◆ **STATED PROBLEM**:
In the material below, the lines containing the word "name" are required; copy each of them.

[Figure record listings]
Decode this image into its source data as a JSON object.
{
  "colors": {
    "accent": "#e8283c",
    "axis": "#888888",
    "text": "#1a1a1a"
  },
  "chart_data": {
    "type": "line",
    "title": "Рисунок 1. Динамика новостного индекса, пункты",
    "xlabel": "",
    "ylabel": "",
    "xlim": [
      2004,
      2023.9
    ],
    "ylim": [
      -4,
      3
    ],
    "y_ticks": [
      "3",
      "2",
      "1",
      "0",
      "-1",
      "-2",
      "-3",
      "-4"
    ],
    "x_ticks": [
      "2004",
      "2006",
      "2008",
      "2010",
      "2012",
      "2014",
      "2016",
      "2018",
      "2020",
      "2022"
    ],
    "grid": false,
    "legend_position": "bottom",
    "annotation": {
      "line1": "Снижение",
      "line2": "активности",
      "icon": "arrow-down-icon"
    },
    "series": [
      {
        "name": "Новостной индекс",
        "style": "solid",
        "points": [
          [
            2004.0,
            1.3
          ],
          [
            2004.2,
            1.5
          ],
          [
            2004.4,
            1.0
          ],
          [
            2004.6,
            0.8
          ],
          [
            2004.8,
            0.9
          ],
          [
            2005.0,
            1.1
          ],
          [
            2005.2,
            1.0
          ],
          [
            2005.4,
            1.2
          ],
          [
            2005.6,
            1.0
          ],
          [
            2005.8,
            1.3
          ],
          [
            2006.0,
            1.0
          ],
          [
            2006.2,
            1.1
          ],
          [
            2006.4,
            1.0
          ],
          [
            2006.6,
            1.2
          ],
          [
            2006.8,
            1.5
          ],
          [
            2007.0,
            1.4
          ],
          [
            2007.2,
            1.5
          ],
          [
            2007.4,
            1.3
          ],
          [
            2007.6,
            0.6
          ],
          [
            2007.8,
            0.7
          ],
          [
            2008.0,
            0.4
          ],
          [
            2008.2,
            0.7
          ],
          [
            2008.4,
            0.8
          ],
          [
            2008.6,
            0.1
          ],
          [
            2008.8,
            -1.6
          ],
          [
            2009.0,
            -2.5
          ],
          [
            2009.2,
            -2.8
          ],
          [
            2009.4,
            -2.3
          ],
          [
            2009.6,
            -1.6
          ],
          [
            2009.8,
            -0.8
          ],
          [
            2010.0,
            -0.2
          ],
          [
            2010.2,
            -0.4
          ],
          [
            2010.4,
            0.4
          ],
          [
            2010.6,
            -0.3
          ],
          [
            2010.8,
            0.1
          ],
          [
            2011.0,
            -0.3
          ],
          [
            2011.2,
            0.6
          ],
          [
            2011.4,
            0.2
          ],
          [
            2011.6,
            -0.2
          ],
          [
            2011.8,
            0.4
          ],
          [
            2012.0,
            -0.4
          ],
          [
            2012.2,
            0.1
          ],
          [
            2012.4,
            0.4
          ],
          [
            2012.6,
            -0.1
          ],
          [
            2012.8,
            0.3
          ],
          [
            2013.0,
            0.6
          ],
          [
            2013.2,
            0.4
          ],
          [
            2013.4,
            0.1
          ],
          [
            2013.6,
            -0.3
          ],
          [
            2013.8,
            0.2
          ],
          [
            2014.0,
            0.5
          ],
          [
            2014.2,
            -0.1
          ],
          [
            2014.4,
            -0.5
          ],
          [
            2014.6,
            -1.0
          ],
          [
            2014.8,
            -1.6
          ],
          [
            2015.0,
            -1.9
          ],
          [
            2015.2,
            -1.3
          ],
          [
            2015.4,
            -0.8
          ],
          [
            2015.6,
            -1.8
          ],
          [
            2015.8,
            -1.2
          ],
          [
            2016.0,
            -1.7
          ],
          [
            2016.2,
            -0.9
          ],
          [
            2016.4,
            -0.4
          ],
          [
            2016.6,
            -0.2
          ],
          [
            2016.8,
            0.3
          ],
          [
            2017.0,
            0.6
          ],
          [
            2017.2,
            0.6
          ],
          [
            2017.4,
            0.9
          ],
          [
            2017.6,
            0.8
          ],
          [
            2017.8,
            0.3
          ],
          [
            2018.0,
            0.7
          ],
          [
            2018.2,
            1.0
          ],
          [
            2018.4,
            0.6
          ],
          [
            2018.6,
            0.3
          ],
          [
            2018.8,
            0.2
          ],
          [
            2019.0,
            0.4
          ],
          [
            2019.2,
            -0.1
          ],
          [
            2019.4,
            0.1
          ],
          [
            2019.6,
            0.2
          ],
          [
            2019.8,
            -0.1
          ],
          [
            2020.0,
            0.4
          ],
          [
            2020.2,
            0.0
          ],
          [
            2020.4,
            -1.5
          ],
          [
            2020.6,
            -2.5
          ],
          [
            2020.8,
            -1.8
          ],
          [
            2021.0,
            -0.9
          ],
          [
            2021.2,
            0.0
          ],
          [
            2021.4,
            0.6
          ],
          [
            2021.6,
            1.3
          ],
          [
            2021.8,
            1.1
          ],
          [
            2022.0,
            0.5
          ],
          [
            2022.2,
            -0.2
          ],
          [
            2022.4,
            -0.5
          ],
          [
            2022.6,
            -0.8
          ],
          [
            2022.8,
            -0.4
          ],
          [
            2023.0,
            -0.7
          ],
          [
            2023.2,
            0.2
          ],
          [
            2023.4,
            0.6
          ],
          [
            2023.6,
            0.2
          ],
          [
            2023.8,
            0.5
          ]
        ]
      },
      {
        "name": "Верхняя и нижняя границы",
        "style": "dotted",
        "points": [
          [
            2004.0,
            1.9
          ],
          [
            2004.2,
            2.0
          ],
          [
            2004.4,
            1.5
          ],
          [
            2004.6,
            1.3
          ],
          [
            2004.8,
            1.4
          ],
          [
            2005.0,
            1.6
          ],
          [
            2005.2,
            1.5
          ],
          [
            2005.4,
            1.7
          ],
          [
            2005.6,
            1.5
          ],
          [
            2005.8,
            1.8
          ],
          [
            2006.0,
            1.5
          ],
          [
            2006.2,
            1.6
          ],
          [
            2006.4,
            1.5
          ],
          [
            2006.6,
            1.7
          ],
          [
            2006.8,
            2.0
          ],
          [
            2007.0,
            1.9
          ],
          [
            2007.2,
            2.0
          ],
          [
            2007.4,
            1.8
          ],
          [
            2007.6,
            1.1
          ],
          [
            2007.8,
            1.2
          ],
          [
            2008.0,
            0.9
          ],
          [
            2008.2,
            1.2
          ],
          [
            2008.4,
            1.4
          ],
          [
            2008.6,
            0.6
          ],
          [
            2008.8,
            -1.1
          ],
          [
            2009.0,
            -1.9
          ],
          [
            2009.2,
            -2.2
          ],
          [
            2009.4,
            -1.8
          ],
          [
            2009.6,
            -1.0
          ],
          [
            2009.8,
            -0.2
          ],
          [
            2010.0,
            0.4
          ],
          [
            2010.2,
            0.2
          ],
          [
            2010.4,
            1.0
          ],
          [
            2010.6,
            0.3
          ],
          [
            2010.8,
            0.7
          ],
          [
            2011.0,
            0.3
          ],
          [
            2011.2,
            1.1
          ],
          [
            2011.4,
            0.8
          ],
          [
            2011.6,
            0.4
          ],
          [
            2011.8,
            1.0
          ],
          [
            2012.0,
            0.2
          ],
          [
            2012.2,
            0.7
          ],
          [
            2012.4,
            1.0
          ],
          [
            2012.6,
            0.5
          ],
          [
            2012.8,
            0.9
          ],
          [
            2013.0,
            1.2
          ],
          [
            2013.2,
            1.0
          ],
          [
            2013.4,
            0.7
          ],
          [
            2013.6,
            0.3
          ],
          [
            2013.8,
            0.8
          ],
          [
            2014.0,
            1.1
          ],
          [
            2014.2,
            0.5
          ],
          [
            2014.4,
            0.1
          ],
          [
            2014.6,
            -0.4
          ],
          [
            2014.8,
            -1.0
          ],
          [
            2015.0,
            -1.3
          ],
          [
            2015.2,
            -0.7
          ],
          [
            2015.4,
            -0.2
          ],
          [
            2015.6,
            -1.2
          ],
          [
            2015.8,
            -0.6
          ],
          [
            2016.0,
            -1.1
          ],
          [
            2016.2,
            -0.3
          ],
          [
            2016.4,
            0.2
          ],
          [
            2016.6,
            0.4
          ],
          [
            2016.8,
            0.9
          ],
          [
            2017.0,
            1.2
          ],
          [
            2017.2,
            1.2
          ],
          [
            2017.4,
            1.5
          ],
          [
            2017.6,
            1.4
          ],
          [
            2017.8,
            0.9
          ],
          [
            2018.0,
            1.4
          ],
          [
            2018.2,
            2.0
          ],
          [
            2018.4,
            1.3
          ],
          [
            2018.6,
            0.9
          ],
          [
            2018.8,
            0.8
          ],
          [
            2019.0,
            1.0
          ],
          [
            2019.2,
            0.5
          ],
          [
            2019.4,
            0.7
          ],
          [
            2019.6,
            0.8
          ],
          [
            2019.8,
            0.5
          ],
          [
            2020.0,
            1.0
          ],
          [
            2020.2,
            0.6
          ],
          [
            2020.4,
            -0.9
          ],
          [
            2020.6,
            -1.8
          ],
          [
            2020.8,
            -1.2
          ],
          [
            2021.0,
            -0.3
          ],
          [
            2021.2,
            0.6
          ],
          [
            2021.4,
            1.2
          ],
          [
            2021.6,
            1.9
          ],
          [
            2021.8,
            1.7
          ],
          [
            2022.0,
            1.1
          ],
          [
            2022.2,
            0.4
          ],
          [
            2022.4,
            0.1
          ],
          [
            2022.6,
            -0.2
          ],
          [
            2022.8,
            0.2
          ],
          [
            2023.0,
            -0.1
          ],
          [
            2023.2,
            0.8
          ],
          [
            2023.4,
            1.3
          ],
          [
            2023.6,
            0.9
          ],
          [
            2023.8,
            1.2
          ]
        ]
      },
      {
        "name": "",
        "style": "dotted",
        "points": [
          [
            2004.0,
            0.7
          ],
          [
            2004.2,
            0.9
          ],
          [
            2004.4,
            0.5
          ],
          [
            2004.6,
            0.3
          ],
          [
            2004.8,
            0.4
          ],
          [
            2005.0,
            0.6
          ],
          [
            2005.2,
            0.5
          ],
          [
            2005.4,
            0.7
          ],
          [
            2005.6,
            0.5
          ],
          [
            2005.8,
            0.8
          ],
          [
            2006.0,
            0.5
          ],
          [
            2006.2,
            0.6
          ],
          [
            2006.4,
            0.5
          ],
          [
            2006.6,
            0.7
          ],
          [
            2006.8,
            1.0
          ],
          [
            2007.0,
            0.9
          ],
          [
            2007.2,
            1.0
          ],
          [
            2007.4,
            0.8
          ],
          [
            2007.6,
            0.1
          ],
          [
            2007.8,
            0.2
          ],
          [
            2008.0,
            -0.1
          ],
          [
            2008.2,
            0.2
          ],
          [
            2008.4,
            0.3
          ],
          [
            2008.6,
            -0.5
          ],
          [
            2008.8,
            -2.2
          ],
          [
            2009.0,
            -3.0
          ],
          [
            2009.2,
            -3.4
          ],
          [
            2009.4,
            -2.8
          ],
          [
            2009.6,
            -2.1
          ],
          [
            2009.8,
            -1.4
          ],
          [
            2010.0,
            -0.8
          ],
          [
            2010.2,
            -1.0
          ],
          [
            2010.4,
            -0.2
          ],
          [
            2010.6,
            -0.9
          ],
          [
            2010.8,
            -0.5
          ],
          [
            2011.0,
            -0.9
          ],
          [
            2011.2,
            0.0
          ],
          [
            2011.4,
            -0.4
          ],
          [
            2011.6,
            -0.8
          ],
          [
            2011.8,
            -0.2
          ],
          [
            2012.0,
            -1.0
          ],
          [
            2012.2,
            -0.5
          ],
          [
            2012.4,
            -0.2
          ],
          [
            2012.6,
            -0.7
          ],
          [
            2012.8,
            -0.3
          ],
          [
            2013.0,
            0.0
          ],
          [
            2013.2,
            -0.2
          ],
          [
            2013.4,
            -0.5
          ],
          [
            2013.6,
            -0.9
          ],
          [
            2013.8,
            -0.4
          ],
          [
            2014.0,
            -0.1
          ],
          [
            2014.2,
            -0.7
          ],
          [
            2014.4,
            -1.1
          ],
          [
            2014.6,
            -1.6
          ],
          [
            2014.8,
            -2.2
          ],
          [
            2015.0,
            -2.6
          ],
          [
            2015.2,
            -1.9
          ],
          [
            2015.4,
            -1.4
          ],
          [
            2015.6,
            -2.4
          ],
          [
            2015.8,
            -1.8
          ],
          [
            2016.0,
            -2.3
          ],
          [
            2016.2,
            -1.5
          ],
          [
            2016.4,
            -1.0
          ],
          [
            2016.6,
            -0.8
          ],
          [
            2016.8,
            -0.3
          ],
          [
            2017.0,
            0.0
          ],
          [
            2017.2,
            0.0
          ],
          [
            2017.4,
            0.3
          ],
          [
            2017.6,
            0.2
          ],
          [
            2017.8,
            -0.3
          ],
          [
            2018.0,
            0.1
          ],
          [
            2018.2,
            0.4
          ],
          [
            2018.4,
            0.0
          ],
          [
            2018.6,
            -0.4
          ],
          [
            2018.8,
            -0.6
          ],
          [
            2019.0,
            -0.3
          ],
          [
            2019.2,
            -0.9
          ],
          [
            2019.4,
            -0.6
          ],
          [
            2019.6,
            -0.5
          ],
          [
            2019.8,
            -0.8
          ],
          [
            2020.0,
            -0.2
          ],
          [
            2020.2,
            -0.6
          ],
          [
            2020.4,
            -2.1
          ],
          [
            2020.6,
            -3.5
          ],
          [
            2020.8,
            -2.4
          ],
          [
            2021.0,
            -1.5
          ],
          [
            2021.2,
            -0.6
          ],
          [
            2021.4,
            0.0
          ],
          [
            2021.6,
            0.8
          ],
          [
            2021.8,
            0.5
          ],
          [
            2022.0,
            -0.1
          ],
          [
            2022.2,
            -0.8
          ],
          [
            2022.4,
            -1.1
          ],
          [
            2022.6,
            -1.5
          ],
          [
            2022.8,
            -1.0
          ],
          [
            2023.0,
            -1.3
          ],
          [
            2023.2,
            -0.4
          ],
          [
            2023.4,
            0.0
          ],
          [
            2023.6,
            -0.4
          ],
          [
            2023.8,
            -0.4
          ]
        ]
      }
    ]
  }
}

◆ **RESPONSE TO THE TASK**:
        "name": "Новостной индекс",
        "name": "Верхняя и нижняя границы",
        "name": "",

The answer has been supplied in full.